## The exercise
All of the data below should be written out exactly.

— BEGIN —

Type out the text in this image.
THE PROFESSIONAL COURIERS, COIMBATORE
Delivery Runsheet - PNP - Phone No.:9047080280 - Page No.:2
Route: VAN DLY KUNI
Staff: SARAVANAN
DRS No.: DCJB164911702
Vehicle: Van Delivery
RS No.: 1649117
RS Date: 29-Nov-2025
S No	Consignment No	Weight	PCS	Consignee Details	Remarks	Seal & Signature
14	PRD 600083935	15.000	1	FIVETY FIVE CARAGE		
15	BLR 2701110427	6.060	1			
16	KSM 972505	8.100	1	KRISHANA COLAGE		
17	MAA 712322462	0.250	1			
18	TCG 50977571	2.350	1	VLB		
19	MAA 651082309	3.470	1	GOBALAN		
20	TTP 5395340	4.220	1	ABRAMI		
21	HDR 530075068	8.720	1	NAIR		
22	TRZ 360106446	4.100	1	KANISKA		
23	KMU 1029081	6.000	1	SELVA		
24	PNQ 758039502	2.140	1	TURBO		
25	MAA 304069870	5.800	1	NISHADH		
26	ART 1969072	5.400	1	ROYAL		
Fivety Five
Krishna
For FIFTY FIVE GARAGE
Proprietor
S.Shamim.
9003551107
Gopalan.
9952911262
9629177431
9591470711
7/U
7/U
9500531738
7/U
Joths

— END —

## Exercise output
Type out the text in this image.
THE PROFESSIONAL COURIERS, COIMBATORE
Delivery Runsheet - PNP - Phone No.:9047080280 - Page No.:2
Route: VAN DLY KUNI
Staff: SARAVANAN
DRS No.: DCJB164911702
Vehicle: Van Delivery
RS No.: 1649117
RS Date: 29-Nov-2025
S No	Consignment No	Weight	PCS	Consignee Details	Remarks	Seal & Signature
14	PRD 600083935	15.000	1	FIVETY FIVE CARAGE		
15	BLR 2701110427	6.060	1			
16	KSM 972505	8.100	1	KRISHANA COLAGE		
17	MAA 712322462	0.250	1			
18	TCG 50977571	2.350	1	VLB		
19	MAA 651082309	3.470	1	GOBALAN		
20	TTP 5395340	4.220	1	ABRAMI		
21	HDR 530075068	8.720	1	NAIR		
22	TRZ 360106446	4.100	1	KANISKA		
23	KMU 1029081	6.000	1	SELVA		
24	PNQ 758039502	2.140	1	TURBO		
25	MAA 304069870	5.800	1	NISHADH		
26	ART 1969072	5.400	1	ROYAL		
Fivety Five
Krishna
For FIFTY FIVE GARAGE
Proprietor
S.Shamim.
9003551107
Gopalan.
9952911262
9629177431
9591470711
7/U
7/U
9500531738
7/U
Joths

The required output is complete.